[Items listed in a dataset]
○ ○ ○ ○ ○ ○ ○

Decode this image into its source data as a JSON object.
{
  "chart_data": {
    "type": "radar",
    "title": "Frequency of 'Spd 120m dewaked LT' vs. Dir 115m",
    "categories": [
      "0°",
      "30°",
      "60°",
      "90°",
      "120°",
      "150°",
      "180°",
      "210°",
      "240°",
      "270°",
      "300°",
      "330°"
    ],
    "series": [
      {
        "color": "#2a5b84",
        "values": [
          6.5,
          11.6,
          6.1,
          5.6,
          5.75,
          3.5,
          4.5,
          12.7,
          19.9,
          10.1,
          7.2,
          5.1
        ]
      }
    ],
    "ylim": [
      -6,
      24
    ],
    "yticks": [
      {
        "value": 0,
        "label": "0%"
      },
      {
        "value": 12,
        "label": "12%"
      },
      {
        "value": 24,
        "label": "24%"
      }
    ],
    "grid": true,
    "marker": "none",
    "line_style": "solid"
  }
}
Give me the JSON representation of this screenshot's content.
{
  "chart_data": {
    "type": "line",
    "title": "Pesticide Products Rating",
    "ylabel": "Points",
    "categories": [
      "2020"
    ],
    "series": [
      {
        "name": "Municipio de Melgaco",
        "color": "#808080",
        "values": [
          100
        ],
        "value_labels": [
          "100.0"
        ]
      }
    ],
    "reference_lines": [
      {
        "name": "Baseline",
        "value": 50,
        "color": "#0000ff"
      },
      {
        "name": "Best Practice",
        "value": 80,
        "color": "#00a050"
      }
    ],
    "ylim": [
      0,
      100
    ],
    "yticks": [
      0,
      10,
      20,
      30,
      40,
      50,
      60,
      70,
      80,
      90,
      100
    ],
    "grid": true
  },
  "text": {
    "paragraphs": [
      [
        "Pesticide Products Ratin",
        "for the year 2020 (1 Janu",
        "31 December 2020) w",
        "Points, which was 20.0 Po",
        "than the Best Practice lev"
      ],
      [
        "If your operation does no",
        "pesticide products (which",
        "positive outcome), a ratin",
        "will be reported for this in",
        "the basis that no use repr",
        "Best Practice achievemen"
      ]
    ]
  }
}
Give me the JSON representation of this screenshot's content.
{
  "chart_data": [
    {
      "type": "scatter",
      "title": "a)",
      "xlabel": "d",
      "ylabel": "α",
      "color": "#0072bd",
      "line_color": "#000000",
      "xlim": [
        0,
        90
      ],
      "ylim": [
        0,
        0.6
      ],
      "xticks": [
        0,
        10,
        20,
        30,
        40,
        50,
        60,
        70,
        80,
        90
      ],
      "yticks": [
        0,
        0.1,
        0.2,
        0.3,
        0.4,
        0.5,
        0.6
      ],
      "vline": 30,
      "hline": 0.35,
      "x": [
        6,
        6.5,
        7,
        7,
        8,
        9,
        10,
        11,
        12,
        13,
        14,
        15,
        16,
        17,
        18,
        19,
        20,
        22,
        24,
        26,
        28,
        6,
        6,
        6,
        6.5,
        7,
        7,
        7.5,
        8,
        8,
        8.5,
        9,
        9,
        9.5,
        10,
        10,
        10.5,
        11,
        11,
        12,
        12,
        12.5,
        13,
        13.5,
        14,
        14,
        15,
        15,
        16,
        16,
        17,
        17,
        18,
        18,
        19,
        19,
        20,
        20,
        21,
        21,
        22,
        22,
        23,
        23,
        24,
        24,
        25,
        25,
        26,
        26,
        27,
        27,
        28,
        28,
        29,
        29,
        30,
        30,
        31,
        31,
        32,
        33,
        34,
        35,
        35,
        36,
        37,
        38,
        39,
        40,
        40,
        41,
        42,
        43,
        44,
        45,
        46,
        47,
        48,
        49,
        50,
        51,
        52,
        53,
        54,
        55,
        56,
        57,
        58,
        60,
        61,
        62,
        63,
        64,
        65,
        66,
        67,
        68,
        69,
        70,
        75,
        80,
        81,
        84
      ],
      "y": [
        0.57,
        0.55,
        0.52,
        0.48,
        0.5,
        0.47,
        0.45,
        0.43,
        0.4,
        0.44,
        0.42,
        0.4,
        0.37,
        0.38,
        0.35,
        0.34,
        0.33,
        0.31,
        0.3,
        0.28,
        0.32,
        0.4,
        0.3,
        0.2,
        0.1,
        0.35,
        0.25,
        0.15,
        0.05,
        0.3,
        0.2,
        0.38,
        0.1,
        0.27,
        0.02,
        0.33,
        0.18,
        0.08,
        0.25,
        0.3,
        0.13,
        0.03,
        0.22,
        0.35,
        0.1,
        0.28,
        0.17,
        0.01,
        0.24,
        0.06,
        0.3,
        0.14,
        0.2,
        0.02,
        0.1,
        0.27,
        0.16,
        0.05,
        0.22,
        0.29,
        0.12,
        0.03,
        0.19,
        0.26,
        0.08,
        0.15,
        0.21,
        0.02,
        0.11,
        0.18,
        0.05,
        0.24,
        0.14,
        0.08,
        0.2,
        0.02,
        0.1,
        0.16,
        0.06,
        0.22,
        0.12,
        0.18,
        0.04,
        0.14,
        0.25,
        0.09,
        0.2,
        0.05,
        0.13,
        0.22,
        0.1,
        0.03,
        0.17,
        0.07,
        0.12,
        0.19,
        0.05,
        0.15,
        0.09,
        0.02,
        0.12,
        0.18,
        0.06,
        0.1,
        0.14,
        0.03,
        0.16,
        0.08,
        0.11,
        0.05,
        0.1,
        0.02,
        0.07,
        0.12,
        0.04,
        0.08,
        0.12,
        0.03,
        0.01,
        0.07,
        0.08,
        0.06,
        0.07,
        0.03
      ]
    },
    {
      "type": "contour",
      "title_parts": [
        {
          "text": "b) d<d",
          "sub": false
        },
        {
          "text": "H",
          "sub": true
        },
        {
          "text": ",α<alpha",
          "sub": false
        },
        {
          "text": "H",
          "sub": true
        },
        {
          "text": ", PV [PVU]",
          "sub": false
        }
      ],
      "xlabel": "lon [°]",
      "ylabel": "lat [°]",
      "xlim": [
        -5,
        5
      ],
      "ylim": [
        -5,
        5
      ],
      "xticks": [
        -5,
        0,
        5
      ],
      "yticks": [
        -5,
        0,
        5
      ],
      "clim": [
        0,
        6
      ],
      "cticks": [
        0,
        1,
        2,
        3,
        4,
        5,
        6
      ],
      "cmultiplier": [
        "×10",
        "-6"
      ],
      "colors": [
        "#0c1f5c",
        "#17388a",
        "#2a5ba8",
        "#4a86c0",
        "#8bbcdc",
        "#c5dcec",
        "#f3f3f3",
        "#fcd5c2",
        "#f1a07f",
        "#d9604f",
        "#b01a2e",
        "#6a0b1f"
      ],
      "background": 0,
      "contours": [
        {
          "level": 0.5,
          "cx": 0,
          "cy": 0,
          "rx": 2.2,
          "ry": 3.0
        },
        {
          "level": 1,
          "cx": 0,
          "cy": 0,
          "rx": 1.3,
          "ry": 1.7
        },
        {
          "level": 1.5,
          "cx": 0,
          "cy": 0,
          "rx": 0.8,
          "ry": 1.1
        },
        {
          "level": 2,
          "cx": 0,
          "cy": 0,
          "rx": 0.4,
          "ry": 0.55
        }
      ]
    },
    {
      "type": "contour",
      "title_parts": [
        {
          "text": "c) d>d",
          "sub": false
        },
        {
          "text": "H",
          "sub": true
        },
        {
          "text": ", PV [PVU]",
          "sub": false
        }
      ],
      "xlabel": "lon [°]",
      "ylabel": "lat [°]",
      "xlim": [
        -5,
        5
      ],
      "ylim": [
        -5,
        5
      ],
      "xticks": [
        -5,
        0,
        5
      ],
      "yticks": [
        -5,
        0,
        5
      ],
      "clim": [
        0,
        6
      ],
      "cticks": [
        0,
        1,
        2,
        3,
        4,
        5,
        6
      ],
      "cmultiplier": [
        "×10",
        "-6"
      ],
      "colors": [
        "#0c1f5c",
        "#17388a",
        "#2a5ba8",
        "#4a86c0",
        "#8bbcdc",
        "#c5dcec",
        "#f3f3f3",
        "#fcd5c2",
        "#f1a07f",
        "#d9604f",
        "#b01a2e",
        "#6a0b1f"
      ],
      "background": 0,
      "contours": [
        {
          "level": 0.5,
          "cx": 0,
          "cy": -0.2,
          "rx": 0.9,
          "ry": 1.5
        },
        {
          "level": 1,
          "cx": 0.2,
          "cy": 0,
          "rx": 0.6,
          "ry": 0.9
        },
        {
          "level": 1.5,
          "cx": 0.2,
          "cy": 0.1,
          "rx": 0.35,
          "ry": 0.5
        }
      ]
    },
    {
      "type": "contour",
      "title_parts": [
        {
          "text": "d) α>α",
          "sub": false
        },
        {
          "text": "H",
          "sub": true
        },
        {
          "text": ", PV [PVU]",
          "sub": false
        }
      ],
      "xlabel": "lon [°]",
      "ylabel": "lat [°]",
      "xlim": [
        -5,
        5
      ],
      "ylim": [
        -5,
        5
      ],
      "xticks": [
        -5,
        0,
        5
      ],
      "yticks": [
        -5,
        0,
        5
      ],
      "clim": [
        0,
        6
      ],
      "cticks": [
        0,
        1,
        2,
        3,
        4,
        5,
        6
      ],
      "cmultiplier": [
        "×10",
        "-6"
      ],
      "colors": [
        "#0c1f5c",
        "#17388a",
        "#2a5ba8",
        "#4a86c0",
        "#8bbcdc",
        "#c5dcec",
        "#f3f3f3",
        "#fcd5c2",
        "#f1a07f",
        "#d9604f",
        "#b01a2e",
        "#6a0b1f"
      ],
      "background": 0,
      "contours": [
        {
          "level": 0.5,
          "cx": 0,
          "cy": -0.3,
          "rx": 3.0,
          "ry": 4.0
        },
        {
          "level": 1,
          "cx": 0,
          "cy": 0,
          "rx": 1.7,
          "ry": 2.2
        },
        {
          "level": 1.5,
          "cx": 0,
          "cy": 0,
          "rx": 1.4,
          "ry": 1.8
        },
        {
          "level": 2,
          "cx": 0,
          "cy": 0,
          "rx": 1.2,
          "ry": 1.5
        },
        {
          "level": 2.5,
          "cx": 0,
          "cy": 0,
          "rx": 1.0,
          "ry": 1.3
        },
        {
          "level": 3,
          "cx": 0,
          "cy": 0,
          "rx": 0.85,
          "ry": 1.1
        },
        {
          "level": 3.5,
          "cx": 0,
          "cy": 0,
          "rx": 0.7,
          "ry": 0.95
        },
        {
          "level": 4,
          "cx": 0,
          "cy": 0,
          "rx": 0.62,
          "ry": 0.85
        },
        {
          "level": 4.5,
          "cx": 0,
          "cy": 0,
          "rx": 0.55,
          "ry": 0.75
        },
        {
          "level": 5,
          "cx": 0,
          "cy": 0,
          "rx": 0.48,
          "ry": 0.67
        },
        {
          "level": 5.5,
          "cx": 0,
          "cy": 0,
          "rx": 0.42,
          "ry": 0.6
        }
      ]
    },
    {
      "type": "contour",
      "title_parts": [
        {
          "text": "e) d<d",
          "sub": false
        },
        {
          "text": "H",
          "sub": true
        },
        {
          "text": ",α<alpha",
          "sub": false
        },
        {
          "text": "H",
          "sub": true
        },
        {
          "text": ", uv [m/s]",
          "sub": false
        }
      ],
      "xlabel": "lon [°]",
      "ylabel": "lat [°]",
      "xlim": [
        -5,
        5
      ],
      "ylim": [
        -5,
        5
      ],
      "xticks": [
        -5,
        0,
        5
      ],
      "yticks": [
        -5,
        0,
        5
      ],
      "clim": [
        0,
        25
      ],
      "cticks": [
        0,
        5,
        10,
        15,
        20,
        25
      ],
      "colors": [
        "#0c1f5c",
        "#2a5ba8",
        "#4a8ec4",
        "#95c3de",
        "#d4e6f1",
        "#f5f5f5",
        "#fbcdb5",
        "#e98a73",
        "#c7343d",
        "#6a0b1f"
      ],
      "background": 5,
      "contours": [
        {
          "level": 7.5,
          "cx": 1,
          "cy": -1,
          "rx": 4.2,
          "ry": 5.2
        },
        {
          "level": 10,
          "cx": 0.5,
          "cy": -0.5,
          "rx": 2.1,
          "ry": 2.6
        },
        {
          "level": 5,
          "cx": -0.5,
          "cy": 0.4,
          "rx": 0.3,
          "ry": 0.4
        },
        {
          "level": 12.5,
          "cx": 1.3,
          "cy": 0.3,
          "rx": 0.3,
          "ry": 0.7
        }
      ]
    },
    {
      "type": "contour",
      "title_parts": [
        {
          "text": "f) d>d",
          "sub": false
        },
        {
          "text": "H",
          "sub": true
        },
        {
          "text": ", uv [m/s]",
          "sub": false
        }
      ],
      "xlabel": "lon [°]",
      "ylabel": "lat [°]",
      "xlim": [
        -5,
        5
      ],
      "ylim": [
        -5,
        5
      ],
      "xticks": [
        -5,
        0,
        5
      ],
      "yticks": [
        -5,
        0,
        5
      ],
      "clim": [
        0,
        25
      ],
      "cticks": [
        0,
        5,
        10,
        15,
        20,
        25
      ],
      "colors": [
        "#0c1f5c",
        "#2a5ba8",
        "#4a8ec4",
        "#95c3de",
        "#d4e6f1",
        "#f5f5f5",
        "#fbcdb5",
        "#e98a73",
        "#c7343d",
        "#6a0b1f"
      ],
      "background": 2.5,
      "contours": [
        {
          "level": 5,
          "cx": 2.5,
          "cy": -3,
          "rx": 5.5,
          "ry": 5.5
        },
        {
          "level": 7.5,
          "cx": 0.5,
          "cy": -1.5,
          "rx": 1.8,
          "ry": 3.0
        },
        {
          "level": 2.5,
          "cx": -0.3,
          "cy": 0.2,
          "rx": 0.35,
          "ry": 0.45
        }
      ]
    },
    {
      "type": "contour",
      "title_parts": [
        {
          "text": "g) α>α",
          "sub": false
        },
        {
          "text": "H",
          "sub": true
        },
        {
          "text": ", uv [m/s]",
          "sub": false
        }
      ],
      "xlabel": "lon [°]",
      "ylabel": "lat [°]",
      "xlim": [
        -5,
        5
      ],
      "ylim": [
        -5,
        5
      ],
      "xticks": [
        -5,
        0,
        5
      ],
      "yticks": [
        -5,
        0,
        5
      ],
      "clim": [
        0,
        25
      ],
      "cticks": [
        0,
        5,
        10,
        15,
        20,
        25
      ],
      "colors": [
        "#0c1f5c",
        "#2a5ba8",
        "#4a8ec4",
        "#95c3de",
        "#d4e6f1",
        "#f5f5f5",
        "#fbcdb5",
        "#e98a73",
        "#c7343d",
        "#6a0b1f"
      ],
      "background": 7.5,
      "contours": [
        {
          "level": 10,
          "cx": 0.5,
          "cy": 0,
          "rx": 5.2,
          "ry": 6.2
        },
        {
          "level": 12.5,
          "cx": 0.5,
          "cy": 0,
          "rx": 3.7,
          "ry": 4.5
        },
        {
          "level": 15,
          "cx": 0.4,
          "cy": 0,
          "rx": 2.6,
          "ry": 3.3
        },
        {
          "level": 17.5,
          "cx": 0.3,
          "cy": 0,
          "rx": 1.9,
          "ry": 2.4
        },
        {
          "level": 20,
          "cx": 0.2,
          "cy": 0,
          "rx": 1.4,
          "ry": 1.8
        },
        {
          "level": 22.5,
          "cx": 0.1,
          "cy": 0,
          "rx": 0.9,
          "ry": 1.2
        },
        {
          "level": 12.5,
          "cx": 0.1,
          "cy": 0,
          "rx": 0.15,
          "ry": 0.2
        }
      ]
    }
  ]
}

○ ○ ○ ○ ○ ○ ○

PROBLEM STATEMENT ->
Scan the material above. Copy each line where "Practice" occurs.

RESULT OF THE EXERCISE ->
        "name": "Best Practice",
        "than the Best Practice lev"
        "Best Practice achievemen"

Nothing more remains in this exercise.